__OBJECTIVE__:
Please output the records from the line containing "What elements are" up to and including the line containing "bar bbox=[348, 201, 429, 685]" as a Markdown table with two columns, Row for the row number and Line for the line itself. Leave out any blank lines.
%%
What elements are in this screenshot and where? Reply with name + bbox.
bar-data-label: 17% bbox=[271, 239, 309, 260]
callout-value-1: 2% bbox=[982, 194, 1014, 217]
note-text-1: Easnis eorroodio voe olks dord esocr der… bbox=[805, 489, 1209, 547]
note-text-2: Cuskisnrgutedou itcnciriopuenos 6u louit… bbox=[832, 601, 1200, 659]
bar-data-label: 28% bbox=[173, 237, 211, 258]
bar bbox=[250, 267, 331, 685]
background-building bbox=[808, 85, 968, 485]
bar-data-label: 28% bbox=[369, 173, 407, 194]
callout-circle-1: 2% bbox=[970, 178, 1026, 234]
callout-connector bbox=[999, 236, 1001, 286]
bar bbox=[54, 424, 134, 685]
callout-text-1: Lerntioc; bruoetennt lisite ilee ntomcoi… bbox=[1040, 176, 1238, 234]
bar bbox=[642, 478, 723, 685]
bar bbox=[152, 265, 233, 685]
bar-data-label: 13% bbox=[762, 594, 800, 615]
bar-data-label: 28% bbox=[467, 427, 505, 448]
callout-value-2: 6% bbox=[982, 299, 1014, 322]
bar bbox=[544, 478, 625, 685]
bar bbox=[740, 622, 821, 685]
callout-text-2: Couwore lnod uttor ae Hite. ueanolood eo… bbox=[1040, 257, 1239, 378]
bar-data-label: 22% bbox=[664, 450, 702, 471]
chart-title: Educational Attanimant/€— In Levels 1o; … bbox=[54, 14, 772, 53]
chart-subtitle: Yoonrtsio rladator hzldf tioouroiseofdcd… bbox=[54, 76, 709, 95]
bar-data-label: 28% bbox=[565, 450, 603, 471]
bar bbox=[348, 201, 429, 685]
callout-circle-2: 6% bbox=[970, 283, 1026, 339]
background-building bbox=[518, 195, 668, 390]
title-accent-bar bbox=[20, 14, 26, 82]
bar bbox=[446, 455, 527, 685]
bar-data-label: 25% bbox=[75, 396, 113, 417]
%%
%%
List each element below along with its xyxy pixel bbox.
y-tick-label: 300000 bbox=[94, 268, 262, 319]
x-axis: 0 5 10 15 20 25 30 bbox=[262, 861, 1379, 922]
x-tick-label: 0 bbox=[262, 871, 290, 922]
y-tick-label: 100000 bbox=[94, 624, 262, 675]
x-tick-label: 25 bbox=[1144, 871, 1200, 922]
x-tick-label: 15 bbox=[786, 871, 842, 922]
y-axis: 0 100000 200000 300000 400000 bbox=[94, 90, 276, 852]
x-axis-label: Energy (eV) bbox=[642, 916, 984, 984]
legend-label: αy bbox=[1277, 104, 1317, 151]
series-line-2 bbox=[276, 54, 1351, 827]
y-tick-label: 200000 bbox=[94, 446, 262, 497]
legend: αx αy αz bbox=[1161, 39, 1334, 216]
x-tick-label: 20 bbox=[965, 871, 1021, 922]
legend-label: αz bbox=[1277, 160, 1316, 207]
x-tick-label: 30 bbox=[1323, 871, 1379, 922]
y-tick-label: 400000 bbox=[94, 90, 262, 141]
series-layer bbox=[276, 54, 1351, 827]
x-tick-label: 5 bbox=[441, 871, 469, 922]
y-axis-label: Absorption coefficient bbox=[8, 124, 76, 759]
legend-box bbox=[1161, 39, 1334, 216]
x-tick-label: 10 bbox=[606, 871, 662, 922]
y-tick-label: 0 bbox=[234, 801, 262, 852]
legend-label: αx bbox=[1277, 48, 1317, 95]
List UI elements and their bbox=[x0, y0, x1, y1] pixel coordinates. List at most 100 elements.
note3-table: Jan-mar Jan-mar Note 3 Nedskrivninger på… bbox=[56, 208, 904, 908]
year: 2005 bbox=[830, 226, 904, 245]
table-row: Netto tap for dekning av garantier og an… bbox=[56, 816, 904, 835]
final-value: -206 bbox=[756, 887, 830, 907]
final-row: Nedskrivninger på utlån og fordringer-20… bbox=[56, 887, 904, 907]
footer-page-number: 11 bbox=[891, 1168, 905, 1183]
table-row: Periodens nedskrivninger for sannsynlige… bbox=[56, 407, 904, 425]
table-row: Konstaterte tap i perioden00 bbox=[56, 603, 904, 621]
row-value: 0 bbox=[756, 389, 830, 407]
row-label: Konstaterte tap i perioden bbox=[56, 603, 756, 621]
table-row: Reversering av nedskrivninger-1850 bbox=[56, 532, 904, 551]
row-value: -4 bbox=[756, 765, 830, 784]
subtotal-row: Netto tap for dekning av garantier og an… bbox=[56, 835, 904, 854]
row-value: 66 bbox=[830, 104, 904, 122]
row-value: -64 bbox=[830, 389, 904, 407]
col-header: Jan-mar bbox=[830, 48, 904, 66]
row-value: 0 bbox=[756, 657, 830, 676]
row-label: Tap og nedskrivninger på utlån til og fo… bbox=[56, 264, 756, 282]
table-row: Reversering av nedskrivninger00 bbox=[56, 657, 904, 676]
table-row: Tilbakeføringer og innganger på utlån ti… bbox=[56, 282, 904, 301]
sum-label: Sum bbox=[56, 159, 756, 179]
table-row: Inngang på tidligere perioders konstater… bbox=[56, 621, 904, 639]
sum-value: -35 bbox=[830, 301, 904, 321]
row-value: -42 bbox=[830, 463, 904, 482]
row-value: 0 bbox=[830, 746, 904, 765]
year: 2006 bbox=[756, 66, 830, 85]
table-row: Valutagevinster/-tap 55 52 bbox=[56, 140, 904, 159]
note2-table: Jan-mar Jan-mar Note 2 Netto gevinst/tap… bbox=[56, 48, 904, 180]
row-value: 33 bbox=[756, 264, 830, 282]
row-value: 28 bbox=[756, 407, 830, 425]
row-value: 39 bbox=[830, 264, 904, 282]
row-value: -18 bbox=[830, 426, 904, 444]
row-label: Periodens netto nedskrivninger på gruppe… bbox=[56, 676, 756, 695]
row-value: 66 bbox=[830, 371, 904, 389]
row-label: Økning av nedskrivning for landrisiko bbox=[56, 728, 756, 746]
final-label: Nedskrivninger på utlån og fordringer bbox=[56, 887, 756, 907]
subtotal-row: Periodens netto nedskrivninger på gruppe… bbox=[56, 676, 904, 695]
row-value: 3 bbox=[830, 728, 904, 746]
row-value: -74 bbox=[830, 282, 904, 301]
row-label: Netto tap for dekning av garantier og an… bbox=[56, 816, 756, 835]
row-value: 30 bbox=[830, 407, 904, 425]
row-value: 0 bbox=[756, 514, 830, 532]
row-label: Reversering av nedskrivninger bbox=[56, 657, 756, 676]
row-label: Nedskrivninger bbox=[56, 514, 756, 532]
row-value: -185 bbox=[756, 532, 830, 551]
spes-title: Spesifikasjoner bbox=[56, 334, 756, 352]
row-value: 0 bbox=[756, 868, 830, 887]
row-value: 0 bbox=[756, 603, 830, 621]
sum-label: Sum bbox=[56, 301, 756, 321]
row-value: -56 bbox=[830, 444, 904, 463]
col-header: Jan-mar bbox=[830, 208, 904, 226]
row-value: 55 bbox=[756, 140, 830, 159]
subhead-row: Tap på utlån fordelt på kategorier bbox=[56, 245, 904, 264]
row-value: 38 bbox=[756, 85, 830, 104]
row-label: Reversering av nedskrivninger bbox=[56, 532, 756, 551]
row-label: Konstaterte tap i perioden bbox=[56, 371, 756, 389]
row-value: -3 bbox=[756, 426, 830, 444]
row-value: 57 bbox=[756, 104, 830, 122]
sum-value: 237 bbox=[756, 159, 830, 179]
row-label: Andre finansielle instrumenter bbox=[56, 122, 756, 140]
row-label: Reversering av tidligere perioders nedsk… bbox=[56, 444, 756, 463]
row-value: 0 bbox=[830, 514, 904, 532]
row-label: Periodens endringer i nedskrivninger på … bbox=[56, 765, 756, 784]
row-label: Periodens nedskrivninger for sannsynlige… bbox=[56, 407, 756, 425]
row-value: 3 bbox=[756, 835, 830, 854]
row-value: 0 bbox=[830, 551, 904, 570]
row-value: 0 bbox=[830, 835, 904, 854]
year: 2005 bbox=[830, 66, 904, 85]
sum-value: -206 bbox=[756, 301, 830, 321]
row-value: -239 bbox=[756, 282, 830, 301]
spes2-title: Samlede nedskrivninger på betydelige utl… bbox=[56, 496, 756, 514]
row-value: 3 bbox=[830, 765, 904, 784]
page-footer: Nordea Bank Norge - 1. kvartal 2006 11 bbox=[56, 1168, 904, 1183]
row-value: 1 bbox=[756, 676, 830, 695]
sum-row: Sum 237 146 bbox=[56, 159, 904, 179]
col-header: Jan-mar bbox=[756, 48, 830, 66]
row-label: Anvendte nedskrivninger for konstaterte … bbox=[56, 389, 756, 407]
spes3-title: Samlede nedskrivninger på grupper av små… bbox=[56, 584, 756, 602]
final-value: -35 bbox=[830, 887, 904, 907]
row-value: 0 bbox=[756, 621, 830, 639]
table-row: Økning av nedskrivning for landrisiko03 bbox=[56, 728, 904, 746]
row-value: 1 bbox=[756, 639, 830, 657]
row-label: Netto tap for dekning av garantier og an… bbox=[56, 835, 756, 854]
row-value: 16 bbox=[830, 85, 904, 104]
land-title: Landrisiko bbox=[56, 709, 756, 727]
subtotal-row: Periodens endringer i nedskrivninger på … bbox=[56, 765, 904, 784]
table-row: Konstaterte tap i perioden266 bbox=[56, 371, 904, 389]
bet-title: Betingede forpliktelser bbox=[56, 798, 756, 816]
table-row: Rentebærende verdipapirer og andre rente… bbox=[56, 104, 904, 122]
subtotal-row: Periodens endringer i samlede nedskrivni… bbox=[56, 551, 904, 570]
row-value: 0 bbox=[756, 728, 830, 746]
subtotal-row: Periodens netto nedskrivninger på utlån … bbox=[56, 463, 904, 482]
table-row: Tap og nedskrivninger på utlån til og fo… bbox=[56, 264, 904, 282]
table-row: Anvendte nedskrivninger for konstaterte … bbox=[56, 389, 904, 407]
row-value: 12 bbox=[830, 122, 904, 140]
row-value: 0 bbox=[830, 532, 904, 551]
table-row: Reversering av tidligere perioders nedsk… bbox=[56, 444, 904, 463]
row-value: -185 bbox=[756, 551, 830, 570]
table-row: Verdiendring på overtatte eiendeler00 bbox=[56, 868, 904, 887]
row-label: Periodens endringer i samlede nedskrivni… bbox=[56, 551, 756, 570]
%%
__COMPLETED EXERCISE__:
| Row | Line |
|---|---|
| 1 | What elements are in this screenshot and where? Reply with name + bbox. |
| 2 | bar-data-label: 17% bbox=[271, 239, 309, 260] |
| 3 | callout-value-1: 2% bbox=[982, 194, 1014, 217] |
| 4 | note-text-1: Easnis eorroodio voe olks dord esocr der… bbox=[805, 489, 1209, 547] |
| 5 | note-text-2: Cuskisnrgutedou itcnciriopuenos 6u louit… bbox=[832, 601, 1200, 659] |
| 6 | bar-data-label: 28% bbox=[173, 237, 211, 258] |
| 7 | bar bbox=[250, 267, 331, 685] |
| 8 | background-building bbox=[808, 85, 968, 485] |
| 9 | bar-data-label: 28% bbox=[369, 173, 407, 194] |
| 10 | callout-circle-1: 2% bbox=[970, 178, 1026, 234] |
| 11 | callout-connector bbox=[999, 236, 1001, 286] |
| 12 | bar bbox=[54, 424, 134, 685] |
| 13 | callout-text-1: Lerntioc; bruoetennt lisite ilee ntomcoi… bbox=[1040, 176, 1238, 234] |
| 14 | bar bbox=[642, 478, 723, 685] |
| 15 | bar bbox=[152, 265, 233, 685] |
| 16 | bar-data-label: 13% bbox=[762, 594, 800, 615] |
| 17 | bar-data-label: 28% bbox=[467, 427, 505, 448] |
| 18 | callout-value-2: 6% bbox=[982, 299, 1014, 322] |
| 19 | bar bbox=[544, 478, 625, 685] |
| 20 | bar bbox=[740, 622, 821, 685] |
| 21 | callout-text-2: Couwore lnod uttor ae Hite. ueanolood eo… bbox=[1040, 257, 1239, 378] |
| 22 | bar-data-label: 22% bbox=[664, 450, 702, 471] |
| 23 | chart-title: Educational Attanimant/€— In Levels 1o; … bbox=[54, 14, 772, 53] |
| 24 | chart-subtitle: Yoonrtsio rladator hzldf tioouroiseofdcd… bbox=[54, 76, 709, 95] |
| 25 | bar-data-label: 28% bbox=[565, 450, 603, 471] |
| 26 | bar bbox=[348, 201, 429, 685] |